=== WHAT THE TASK ASKS ===
Wherever the string "Index" shows up in a line, count that line. Give the total alone.

Start PROVIDED DATA

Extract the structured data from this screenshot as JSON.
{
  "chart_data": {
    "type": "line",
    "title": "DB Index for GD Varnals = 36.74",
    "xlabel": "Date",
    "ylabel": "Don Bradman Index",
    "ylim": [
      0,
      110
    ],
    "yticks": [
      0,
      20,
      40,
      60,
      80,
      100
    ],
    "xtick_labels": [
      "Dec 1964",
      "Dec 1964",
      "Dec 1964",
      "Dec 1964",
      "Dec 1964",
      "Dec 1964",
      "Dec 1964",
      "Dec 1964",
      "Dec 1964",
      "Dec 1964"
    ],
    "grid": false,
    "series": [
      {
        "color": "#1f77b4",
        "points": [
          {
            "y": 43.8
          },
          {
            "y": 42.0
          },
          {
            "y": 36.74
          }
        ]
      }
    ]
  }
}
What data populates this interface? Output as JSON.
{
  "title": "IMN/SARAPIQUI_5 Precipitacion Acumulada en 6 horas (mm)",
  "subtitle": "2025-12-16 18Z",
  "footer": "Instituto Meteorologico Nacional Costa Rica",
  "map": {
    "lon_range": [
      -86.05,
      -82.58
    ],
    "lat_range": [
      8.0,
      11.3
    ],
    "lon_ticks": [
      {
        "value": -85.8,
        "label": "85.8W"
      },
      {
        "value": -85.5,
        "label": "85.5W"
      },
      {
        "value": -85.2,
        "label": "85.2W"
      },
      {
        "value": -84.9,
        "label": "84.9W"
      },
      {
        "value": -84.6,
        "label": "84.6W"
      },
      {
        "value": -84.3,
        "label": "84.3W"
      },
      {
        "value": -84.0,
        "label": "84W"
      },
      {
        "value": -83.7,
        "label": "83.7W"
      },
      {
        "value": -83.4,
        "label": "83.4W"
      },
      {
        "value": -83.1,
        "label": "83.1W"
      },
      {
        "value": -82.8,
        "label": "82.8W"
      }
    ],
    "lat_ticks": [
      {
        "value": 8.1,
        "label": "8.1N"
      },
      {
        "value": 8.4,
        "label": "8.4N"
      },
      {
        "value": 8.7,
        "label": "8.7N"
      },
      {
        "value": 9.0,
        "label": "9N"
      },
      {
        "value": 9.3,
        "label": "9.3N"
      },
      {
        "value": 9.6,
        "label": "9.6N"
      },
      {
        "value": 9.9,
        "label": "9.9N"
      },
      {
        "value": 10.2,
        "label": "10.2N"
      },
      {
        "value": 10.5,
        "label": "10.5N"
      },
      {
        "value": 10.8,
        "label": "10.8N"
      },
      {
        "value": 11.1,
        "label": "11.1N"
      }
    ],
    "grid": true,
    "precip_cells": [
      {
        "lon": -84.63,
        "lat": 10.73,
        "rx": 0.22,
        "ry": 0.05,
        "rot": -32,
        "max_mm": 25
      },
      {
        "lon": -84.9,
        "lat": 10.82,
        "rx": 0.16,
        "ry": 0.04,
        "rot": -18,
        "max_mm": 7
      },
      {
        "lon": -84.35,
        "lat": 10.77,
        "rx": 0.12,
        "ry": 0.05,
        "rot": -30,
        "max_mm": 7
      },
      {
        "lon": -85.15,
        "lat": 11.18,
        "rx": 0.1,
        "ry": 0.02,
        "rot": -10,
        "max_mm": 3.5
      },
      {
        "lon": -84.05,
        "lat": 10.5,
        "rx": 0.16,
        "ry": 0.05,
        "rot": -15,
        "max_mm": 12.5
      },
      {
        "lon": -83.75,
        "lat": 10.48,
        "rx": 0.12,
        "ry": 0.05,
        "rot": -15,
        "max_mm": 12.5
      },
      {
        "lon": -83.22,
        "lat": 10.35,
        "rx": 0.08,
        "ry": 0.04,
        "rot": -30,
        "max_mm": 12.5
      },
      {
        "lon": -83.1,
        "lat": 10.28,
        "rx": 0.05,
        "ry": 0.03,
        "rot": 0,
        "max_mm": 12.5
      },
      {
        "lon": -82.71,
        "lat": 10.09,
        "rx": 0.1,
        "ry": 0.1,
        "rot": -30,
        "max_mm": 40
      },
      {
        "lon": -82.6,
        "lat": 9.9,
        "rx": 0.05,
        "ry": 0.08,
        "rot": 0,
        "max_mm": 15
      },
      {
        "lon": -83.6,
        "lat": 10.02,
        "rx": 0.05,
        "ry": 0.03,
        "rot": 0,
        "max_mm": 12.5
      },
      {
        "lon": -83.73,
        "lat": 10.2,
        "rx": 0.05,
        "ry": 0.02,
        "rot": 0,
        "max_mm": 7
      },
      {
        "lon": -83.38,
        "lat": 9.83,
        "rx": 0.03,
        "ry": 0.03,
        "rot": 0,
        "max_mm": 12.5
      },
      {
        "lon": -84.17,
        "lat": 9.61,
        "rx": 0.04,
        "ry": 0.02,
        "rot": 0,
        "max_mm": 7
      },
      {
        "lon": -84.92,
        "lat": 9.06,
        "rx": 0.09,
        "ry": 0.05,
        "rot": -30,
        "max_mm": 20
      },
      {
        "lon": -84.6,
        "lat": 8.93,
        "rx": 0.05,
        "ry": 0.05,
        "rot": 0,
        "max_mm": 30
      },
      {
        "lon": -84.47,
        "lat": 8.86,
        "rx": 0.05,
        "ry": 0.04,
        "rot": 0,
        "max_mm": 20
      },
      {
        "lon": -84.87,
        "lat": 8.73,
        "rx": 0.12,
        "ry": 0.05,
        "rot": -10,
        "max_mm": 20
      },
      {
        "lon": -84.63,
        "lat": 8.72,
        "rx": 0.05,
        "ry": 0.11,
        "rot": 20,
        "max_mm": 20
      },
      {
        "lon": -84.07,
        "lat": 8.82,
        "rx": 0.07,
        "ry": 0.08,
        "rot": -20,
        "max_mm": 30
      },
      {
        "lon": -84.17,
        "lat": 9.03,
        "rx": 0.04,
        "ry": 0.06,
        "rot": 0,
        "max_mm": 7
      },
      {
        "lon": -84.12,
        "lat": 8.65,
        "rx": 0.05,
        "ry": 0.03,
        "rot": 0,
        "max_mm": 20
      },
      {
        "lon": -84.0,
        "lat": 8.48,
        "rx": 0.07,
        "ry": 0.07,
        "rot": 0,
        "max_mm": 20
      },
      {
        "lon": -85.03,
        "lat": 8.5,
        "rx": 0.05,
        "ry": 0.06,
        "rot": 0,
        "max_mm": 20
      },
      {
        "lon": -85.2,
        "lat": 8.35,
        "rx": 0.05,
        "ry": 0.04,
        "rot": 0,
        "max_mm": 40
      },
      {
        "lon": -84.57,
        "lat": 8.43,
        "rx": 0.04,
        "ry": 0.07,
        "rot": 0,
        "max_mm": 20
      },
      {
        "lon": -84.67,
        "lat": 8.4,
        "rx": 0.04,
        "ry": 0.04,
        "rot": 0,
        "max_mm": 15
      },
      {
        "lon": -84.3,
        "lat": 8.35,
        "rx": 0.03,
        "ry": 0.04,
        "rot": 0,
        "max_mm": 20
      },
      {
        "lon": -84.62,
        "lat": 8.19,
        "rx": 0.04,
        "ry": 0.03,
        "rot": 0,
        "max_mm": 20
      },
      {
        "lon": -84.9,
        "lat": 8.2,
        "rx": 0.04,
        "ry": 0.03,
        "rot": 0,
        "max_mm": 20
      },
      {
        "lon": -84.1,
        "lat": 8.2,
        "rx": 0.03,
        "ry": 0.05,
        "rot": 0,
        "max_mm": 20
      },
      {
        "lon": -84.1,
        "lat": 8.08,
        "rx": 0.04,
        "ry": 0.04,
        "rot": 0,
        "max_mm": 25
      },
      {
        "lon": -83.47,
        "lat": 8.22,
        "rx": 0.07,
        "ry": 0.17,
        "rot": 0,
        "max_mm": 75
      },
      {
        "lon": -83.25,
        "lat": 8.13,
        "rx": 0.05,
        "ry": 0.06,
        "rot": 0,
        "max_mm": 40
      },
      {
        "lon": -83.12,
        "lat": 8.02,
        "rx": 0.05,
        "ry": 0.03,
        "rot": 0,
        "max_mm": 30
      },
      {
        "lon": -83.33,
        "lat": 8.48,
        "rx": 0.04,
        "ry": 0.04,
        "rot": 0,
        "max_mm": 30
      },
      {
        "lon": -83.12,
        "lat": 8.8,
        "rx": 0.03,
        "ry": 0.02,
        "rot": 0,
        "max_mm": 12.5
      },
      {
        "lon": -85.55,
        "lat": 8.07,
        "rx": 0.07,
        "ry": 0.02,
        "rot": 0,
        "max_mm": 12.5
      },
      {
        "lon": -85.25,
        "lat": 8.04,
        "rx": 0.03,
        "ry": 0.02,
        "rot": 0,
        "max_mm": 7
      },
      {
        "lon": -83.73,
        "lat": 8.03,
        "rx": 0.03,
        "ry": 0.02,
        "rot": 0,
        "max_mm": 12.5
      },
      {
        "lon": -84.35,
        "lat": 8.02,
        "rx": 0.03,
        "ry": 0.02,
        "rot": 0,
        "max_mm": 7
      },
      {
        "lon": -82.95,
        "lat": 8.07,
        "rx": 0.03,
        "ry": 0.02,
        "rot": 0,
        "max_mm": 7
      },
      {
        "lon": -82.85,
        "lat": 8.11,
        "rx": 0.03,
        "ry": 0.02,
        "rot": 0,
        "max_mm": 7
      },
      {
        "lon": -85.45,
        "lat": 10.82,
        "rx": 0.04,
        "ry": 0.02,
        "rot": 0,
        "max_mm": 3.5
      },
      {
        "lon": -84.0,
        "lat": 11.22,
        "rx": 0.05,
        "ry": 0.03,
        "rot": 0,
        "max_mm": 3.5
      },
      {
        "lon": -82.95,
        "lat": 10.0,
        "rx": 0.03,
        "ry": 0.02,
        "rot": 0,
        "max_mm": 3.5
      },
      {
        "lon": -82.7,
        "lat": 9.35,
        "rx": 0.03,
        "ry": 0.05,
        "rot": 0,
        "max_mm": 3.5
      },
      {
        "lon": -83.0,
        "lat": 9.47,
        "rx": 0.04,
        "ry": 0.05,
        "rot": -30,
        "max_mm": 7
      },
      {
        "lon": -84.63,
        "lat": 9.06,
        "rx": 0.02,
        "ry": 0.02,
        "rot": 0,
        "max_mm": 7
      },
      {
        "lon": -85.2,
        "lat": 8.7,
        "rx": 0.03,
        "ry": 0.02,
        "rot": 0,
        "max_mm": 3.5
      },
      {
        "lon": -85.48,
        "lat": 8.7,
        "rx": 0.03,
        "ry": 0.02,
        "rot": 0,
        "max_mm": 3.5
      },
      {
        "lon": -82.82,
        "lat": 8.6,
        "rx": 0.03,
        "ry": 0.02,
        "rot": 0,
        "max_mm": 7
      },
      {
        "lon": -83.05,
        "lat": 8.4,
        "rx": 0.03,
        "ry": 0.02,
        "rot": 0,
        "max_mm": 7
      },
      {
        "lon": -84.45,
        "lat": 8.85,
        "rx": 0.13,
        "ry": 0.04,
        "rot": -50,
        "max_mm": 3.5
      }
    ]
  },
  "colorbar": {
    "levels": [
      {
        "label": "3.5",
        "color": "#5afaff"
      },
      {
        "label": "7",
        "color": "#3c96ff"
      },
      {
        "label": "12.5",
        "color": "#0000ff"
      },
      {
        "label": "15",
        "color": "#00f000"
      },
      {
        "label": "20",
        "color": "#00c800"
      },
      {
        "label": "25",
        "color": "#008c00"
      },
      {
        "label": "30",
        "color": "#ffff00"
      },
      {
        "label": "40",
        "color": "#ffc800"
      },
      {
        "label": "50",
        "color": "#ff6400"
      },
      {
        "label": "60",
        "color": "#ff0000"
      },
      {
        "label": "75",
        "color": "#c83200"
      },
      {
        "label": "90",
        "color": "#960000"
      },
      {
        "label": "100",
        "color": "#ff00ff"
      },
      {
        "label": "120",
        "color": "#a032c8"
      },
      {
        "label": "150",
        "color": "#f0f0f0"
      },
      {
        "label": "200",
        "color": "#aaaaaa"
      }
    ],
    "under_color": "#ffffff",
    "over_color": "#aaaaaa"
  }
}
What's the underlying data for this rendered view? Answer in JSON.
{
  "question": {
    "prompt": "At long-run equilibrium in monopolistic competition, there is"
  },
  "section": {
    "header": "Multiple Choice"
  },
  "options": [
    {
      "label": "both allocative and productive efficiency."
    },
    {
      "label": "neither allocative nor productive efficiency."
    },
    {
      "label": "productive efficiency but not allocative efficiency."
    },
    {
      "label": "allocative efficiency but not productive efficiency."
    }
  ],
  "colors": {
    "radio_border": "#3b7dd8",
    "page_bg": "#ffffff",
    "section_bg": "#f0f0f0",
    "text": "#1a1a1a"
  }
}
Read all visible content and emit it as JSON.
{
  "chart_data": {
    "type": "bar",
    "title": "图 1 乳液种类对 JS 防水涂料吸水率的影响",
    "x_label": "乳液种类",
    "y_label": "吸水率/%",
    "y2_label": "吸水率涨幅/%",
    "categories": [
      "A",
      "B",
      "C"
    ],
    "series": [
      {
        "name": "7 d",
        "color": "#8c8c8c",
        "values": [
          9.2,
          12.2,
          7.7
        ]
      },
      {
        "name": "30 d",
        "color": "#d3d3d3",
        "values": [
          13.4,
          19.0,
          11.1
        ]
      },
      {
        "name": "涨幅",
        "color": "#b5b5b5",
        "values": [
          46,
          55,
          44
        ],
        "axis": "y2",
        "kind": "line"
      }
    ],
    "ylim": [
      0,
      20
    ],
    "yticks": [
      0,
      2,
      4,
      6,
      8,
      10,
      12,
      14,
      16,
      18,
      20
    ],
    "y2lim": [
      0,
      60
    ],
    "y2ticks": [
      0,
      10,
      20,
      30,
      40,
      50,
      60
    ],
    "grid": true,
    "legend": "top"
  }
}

End PROVIDED DATA

=== RIGHT ANSWER ===
2